- Goal -
Rewrite the material below as a numbered list with one line per item, skipping any blank lines. Leave the pictures out of your answer.
^^^^^^^^
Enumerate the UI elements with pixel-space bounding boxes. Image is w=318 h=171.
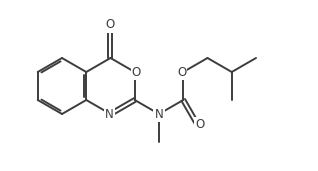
- Text: O: O: [132, 65, 141, 78]
- Text: O: O: [106, 18, 115, 31]
- Text: O: O: [177, 65, 186, 78]
- Text: N: N: [105, 108, 114, 121]
- Text: N: N: [155, 108, 163, 121]
- Text: O: O: [195, 118, 204, 131]
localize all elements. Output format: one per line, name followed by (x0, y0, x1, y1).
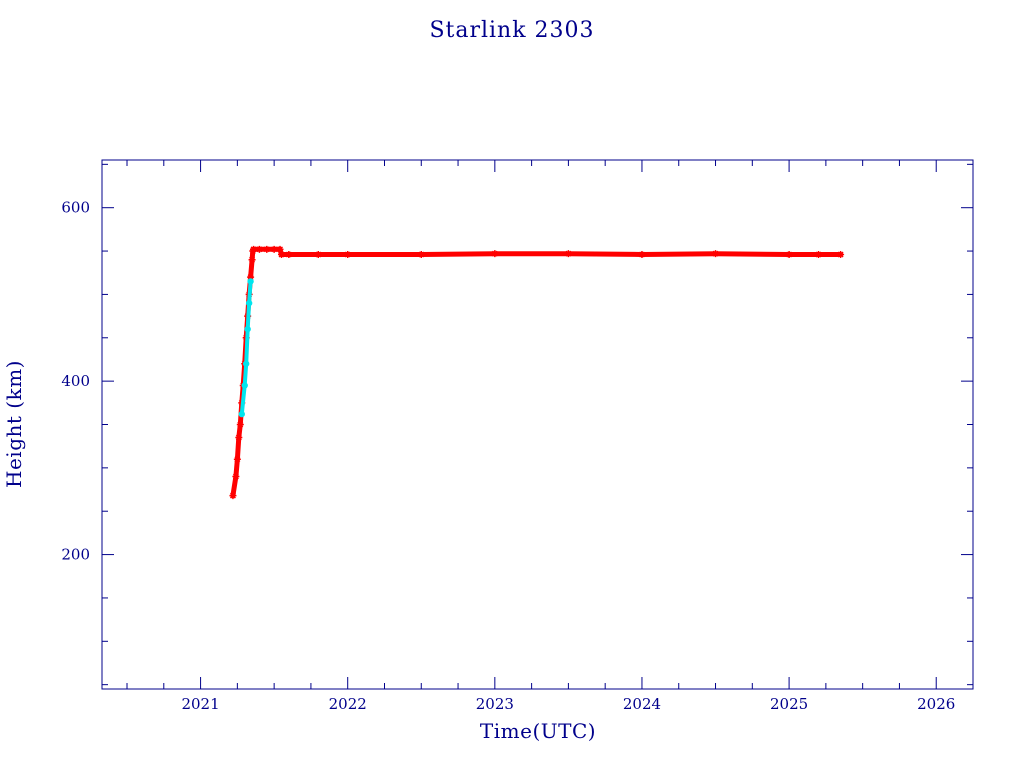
^^^^^^^^
- Answer to this problem -
1. Enumerate the UI elements with pixel-space bounding boxes. Image is w=318 h=171.
2. - Text: O: O: [132, 65, 141, 78]
3. - Text: O: O: [106, 18, 115, 31]
4. - Text: O: O: [177, 65, 186, 78]
5. - Text: N: N: [105, 108, 114, 121]
6. - Text: N: N: [155, 108, 163, 121]
7. - Text: O: O: [195, 118, 204, 131]
8. localize all elements. Output format: one per line, name followed by (x0, y0, x1, y1).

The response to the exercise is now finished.